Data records
---+---

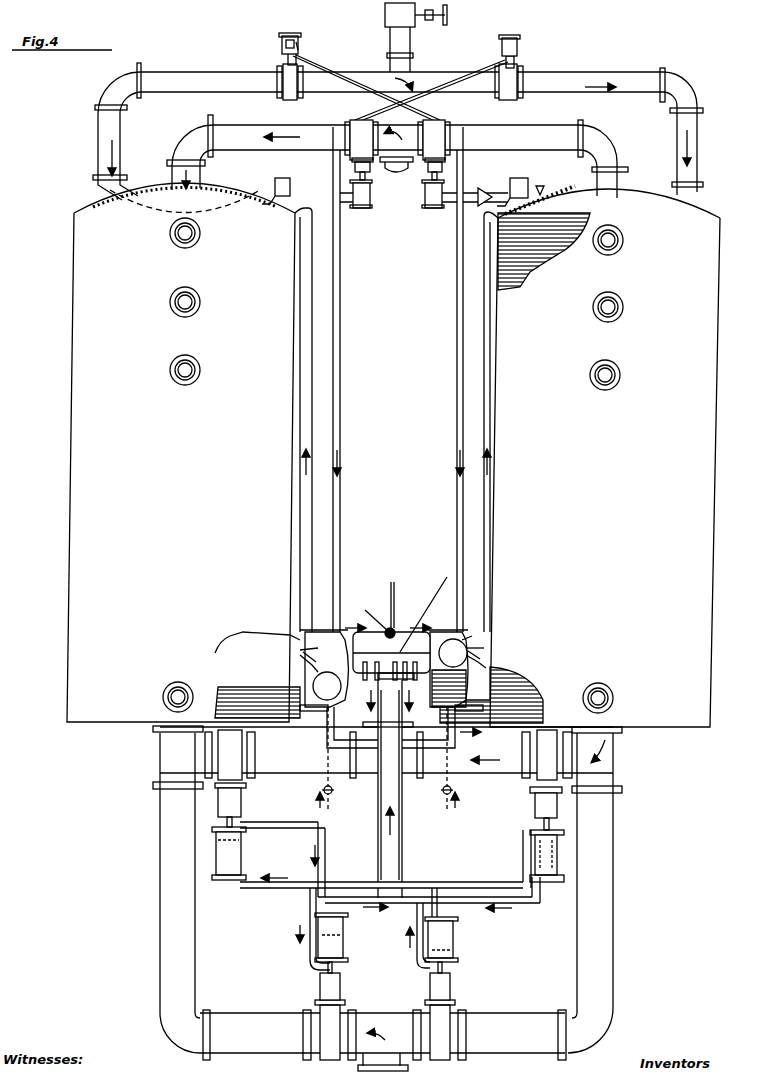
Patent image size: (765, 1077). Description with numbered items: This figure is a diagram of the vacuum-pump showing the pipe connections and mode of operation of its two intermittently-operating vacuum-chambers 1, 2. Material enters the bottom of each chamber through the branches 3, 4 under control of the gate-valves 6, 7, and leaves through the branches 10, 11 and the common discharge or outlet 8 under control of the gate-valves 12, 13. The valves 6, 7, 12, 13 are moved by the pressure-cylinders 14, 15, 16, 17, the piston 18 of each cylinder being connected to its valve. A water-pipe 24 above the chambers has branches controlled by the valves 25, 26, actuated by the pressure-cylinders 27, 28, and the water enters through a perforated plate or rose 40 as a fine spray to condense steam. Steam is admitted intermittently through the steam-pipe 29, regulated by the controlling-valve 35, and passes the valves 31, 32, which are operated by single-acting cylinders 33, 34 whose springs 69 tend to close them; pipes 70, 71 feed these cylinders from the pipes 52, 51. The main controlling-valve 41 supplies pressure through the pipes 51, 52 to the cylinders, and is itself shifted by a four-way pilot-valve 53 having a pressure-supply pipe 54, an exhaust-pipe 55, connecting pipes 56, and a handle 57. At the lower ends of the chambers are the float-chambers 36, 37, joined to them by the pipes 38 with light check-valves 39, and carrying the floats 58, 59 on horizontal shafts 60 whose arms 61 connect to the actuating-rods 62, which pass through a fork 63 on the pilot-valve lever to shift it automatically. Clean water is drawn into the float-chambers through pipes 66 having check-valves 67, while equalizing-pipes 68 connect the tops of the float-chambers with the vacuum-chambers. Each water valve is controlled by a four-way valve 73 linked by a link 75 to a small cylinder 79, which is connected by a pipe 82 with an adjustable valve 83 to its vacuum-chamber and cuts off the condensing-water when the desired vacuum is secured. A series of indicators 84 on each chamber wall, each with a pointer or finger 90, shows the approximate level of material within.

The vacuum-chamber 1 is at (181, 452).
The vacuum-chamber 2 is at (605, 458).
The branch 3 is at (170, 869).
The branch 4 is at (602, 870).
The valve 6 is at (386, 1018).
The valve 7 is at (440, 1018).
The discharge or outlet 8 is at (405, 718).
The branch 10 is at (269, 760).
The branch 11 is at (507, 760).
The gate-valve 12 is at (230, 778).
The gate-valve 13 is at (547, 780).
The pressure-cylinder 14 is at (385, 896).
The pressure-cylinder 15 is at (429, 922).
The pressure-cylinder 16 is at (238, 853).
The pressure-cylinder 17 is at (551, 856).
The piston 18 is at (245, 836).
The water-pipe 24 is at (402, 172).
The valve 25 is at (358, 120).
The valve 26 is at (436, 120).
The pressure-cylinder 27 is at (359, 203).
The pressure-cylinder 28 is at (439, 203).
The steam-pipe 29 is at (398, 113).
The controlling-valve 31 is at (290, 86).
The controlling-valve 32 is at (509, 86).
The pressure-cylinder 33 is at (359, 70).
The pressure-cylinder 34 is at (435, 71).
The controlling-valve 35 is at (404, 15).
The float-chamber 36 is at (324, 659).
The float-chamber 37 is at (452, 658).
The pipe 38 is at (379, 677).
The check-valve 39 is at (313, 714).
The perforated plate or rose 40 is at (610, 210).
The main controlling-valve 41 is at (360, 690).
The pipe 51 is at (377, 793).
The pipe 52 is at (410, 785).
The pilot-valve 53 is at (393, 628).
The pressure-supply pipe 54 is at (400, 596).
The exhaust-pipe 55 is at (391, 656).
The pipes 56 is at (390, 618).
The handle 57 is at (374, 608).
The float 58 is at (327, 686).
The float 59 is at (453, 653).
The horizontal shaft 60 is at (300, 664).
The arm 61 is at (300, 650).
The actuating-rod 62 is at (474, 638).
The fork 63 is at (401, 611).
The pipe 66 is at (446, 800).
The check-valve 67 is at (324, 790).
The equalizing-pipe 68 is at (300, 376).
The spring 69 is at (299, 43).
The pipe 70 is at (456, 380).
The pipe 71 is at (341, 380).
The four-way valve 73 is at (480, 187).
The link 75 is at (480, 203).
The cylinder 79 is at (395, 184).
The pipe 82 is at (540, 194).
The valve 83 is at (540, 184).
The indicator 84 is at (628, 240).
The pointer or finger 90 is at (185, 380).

---+---

Reproduce every line of the entries above verbatim, omitting the pictures from your answer.

SOLUTION TO THIS PROBLEM →
Patent image size: (765, 1077). Description with numbered items: This figure is a diagram of the vacuum-pump showing the pipe connections and mode of operation of its two intermittently-operating vacuum-chambers 1, 2. Material enters the bottom of each chamber through the branches 3, 4 under control of the gate-valves 6, 7, and leaves through the branches 10, 11 and the common discharge or outlet 8 under control of the gate-valves 12, 13. The valves 6, 7, 12, 13 are moved by the pressure-cylinders 14, 15, 16, 17, the piston 18 of each cylinder being connected to its valve. A water-pipe 24 above the chambers has branches controlled by the valves 25, 26, actuated by the pressure-cylinders 27, 28, and the water enters through a perforated plate or rose 40 as a fine spray to condense steam. Steam is admitted intermittently through the steam-pipe 29, regulated by the controlling-valve 35, and passes the valves 31, 32, which are operated by single-acting cylinders 33, 34 whose springs 69 tend to close them; pipes 70, 71 feed these cylinders from the pipes 52, 51. The main controlling-valve 41 supplies pressure through the pipes 51, 52 to the cylinders, and is itself shifted by a four-way pilot-valve 53 having a pressure-supply pipe 54, an exhaust-pipe 55, connecting pipes 56, and a handle 57. At the lower ends of the chambers are the float-chambers 36, 37, joined to them by the pipes 38 with light check-valves 39, and carrying the floats 58, 59 on horizontal shafts 60 whose arms 61 connect to the actuating-rods 62, which pass through a fork 63 on the pilot-valve lever to shift it automatically. Clean water is drawn into the float-chambers through pipes 66 having check-valves 67, while equalizing-pipes 68 connect the tops of the float-chambers with the vacuum-chambers. Each water valve is controlled by a four-way valve 73 linked by a link 75 to a small cylinder 79, which is connected by a pipe 82 with an adjustable valve 83 to its vacuum-chamber and cuts off the condensing-water when the desired vacuum is secured. A series of indicators 84 on each chamber wall, each with a pointer or finger 90, shows the approximate level of material within.

The vacuum-chamber 1 is at (181, 452).
The vacuum-chamber 2 is at (605, 458).
The branch 3 is at (170, 869).
The branch 4 is at (602, 870).
The valve 6 is at (386, 1018).
The valve 7 is at (440, 1018).
The discharge or outlet 8 is at (405, 718).
The branch 10 is at (269, 760).
The branch 11 is at (507, 760).
The gate-valve 12 is at (230, 778).
The gate-valve 13 is at (547, 780).
The pressure-cylinder 14 is at (385, 896).
The pressure-cylinder 15 is at (429, 922).
The pressure-cylinder 16 is at (238, 853).
The pressure-cylinder 17 is at (551, 856).
The piston 18 is at (245, 836).
The water-pipe 24 is at (402, 172).
The valve 25 is at (358, 120).
The valve 26 is at (436, 120).
The pressure-cylinder 27 is at (359, 203).
The pressure-cylinder 28 is at (439, 203).
The steam-pipe 29 is at (398, 113).
The controlling-valve 31 is at (290, 86).
The controlling-valve 32 is at (509, 86).
The pressure-cylinder 33 is at (359, 70).
The pressure-cylinder 34 is at (435, 71).
The controlling-valve 35 is at (404, 15).
The float-chamber 36 is at (324, 659).
The float-chamber 37 is at (452, 658).
The pipe 38 is at (379, 677).
The check-valve 39 is at (313, 714).
The perforated plate or rose 40 is at (610, 210).
The main controlling-valve 41 is at (360, 690).
The pipe 51 is at (377, 793).
The pipe 52 is at (410, 785).
The pilot-valve 53 is at (393, 628).
The pressure-supply pipe 54 is at (400, 596).
The exhaust-pipe 55 is at (391, 656).
The pipes 56 is at (390, 618).
The handle 57 is at (374, 608).
The float 58 is at (327, 686).
The float 59 is at (453, 653).
The horizontal shaft 60 is at (300, 664).
The arm 61 is at (300, 650).
The actuating-rod 62 is at (474, 638).
The fork 63 is at (401, 611).
The pipe 66 is at (446, 800).
The check-valve 67 is at (324, 790).
The equalizing-pipe 68 is at (300, 376).
The spring 69 is at (299, 43).
The pipe 70 is at (456, 380).
The pipe 71 is at (341, 380).
The four-way valve 73 is at (480, 187).
The link 75 is at (480, 203).
The cylinder 79 is at (395, 184).
The pipe 82 is at (540, 194).
The valve 83 is at (540, 184).
The indicator 84 is at (628, 240).
The pointer or finger 90 is at (185, 380).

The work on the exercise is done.